> [Directions for this task] Find and copy lines holding "VAJRÁSANA".
>> Begin Record excerpts
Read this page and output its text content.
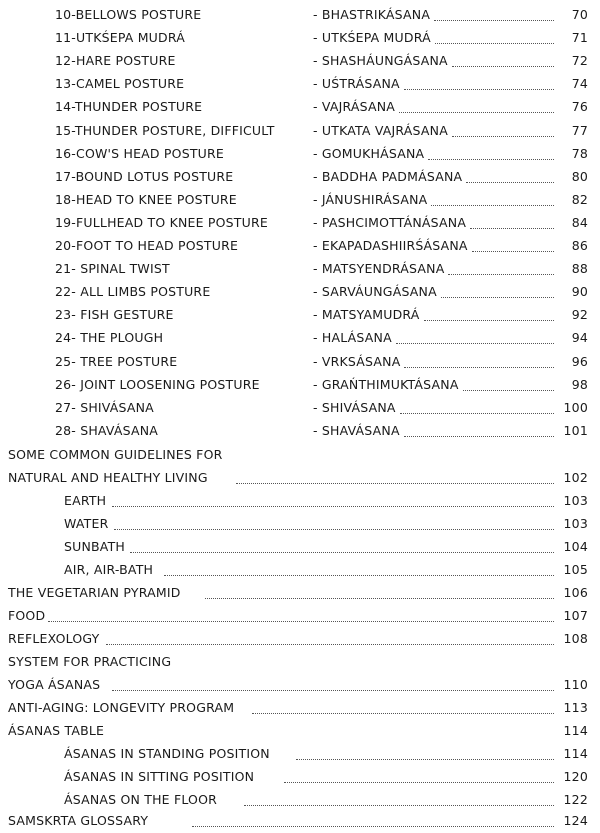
10-BELLOWS POSTURE	- BHASTRIKÁSANA	70
11-UTKŚEPA MUDRÁ	- UTKŚEPA MUDRÁ	71
12-HARE POSTURE	- SHASHÁUNGÁSANA	72
13-CAMEL POSTURE	- UŚTRÁSANA	74
14-THUNDER POSTURE	- VAJRÁSANA	76
15-THUNDER POSTURE, DIFFICULT	- UTKATA VAJRÁSANA	77
16-COW'S HEAD POSTURE	- GOMUKHÁSANA	78
17-BOUND LOTUS POSTURE	- BADDHA PADMÁSANA	80
18-HEAD TO KNEE POSTURE	- JÁNUSHIRÁSANA	82
19-FULLHEAD TO KNEE POSTURE	- PASHCIMOTTÁNÁSANA	84
20-FOOT TO HEAD POSTURE	- EKAPADASHIIRŚÁSANA	86
21- SPINAL TWIST	- MATSYENDRÁSANA	88
22- ALL LIMBS POSTURE	- SARVÁUNGÁSANA	90
23- FISH GESTURE	- MATSYAMUDRÁ	92
24- THE PLOUGH	- HALÁSANA	94
25- TREE POSTURE	- VRKSÁSANA	96
26- JOINT LOOSENING POSTURE	- GRAŃTHIMUKTÁSANA	98
27- SHIVÁSANA	- SHIVÁSANA	100
28- SHAVÁSANA	- SHAVÁSANA	101
SOME COMMON GUIDELINES FOR
NATURAL AND HEALTHY LIVING	102
EARTH	103
WATER	103
SUNBATH	104
AIR, AIR-BATH	105
THE VEGETARIAN PYRAMID	106
FOOD	107
REFLEXOLOGY	108
SYSTEM FOR PRACTICING
YOGA ÁSANAS	110
ANTI-AGING: LONGEVITY PROGRAM	113
ÁSANAS TABLE	114
ÁSANAS IN STANDING POSITION	114
ÁSANAS IN SITTING POSITION	120
ÁSANAS ON THE FLOOR	122
SAMSKRTA GLOSSARY	124
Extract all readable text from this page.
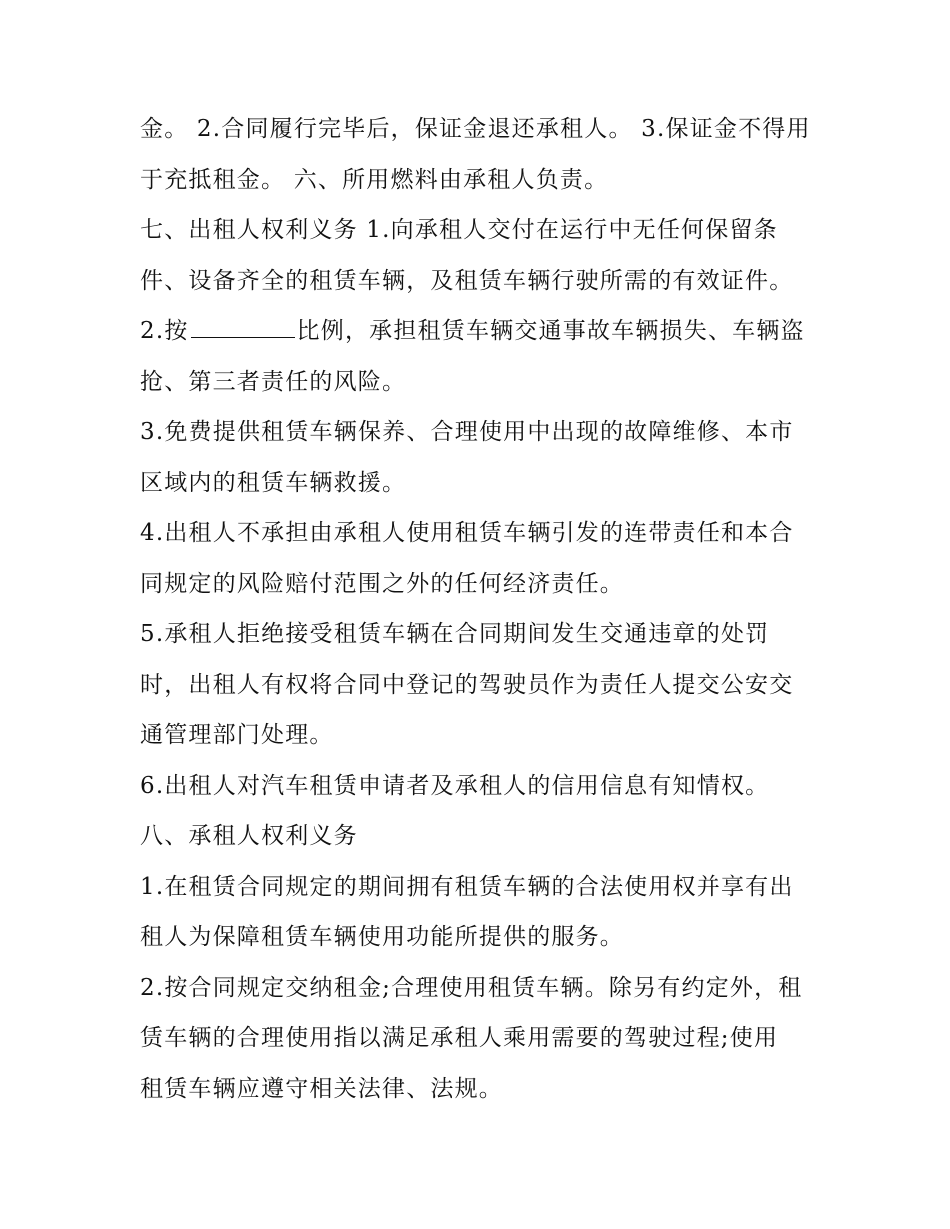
金。 2.合同履行完毕后，保证金退还承租人。 3.保证金不得用

于充抵租金。 六、所用燃料由承租人负责。

七、出租人权利义务 1.向承租人交付在运行中无任何保留条

件、设备齐全的租赁车辆，及租赁车辆行驶所需的有效证件。

2.按	比例，承担租赁车辆交通事故车辆损失、车辆盗

抢、第三者责任的风险。

3.免费提供租赁车辆保养、合理使用中出现的故障维修、本市

区域内的租赁车辆救援。

4.出租人不承担由承租人使用租赁车辆引发的连带责任和本合

同规定的风险赔付范围之外的任何经济责任。

5.承租人拒绝接受租赁车辆在合同期间发生交通违章的处罚

时，出租人有权将合同中登记的驾驶员作为责任人提交公安交

通管理部门处理。

6.出租人对汽车租赁申请者及承租人的信用信息有知情权。

八、承租人权利义务

1.在租赁合同规定的期间拥有租赁车辆的合法使用权并享有出

租人为保障租赁车辆使用功能所提供的服务。

2.按合同规定交纳租金;合理使用租赁车辆。除另有约定外，租

赁车辆的合理使用指以满足承租人乘用需要的驾驶过程;使用

租赁车辆应遵守相关法律、法规。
>> End Record excerpts
> [Right answer]
14-THUNDER POSTURE	- VAJRÁSANA	76
15-THUNDER POSTURE, DIFFICULT	- UTKATA VAJRÁSANA	77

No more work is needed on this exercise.